*TASK DESCRIPTION*.
Repeat every record below exactly as written.

Data entries
------------------------------------------------------------------------

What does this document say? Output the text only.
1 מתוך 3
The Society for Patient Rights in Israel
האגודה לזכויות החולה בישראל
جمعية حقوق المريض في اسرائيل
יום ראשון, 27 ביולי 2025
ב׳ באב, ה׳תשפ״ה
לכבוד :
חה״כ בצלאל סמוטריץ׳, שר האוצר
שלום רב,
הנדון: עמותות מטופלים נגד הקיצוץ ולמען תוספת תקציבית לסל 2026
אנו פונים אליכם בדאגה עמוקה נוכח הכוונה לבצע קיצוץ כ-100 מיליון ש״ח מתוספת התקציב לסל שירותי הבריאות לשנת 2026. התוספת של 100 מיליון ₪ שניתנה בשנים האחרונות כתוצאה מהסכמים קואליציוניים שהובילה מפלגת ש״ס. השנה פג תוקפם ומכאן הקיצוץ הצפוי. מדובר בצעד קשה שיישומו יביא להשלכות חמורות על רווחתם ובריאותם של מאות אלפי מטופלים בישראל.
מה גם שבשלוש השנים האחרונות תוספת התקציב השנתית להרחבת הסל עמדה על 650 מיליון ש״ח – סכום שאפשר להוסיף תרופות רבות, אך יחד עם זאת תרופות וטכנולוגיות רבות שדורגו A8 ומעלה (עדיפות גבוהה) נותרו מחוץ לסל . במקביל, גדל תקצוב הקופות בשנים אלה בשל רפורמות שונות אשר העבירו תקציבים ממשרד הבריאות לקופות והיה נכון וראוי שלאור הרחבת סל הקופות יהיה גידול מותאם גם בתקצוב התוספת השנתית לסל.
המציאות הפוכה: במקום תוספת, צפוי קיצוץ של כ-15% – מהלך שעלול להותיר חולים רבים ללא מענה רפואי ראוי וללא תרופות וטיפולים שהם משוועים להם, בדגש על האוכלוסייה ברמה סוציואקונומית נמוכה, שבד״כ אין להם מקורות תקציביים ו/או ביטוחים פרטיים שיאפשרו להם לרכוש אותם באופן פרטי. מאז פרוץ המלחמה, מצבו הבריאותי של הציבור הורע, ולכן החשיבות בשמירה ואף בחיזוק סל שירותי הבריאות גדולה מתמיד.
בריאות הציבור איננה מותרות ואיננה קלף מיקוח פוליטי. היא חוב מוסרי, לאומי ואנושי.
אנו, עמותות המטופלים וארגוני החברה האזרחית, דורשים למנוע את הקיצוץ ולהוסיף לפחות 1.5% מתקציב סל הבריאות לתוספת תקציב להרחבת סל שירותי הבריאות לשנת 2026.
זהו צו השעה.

------------------------------------------------------------------------

*FINISHED EXERCISE*.
What does this document say? Output the text only.
1 מתוך 3
The Society for Patient Rights in Israel
האגודה לזכויות החולה בישראל
جمعية حقوق المريض في اسرائيل
יום ראשון, 27 ביולי 2025
ב׳ באב, ה׳תשפ״ה
לכבוד :
חה״כ בצלאל סמוטריץ׳, שר האוצר
שלום רב,
הנדון: עמותות מטופלים נגד הקיצוץ ולמען תוספת תקציבית לסל 2026
אנו פונים אליכם בדאגה עמוקה נוכח הכוונה לבצע קיצוץ כ-100 מיליון ש״ח מתוספת התקציב לסל שירותי הבריאות לשנת 2026. התוספת של 100 מיליון ₪ שניתנה בשנים האחרונות כתוצאה מהסכמים קואליציוניים שהובילה מפלגת ש״ס. השנה פג תוקפם ומכאן הקיצוץ הצפוי. מדובר בצעד קשה שיישומו יביא להשלכות חמורות על רווחתם ובריאותם של מאות אלפי מטופלים בישראל.
מה גם שבשלוש השנים האחרונות תוספת התקציב השנתית להרחבת הסל עמדה על 650 מיליון ש״ח – סכום שאפשר להוסיף תרופות רבות, אך יחד עם זאת תרופות וטכנולוגיות רבות שדורגו A8 ומעלה (עדיפות גבוהה) נותרו מחוץ לסל . במקביל, גדל תקצוב הקופות בשנים אלה בשל רפורמות שונות אשר העבירו תקציבים ממשרד הבריאות לקופות והיה נכון וראוי שלאור הרחבת סל הקופות יהיה גידול מותאם גם בתקצוב התוספת השנתית לסל.
המציאות הפוכה: במקום תוספת, צפוי קיצוץ של כ-15% – מהלך שעלול להותיר חולים רבים ללא מענה רפואי ראוי וללא תרופות וטיפולים שהם משוועים להם, בדגש על האוכלוסייה ברמה סוציואקונומית נמוכה, שבד״כ אין להם מקורות תקציביים ו/או ביטוחים פרטיים שיאפשרו להם לרכוש אותם באופן פרטי. מאז פרוץ המלחמה, מצבו הבריאותי של הציבור הורע, ולכן החשיבות בשמירה ואף בחיזוק סל שירותי הבריאות גדולה מתמיד.
בריאות הציבור איננה מותרות ואיננה קלף מיקוח פוליטי. היא חוב מוסרי, לאומי ואנושי.
אנו, עמותות המטופלים וארגוני החברה האזרחית, דורשים למנוע את הקיצוץ ולהוסיף לפחות 1.5% מתקציב סל הבריאות לתוספת תקציב להרחבת סל שירותי הבריאות לשנת 2026.
זהו צו השעה.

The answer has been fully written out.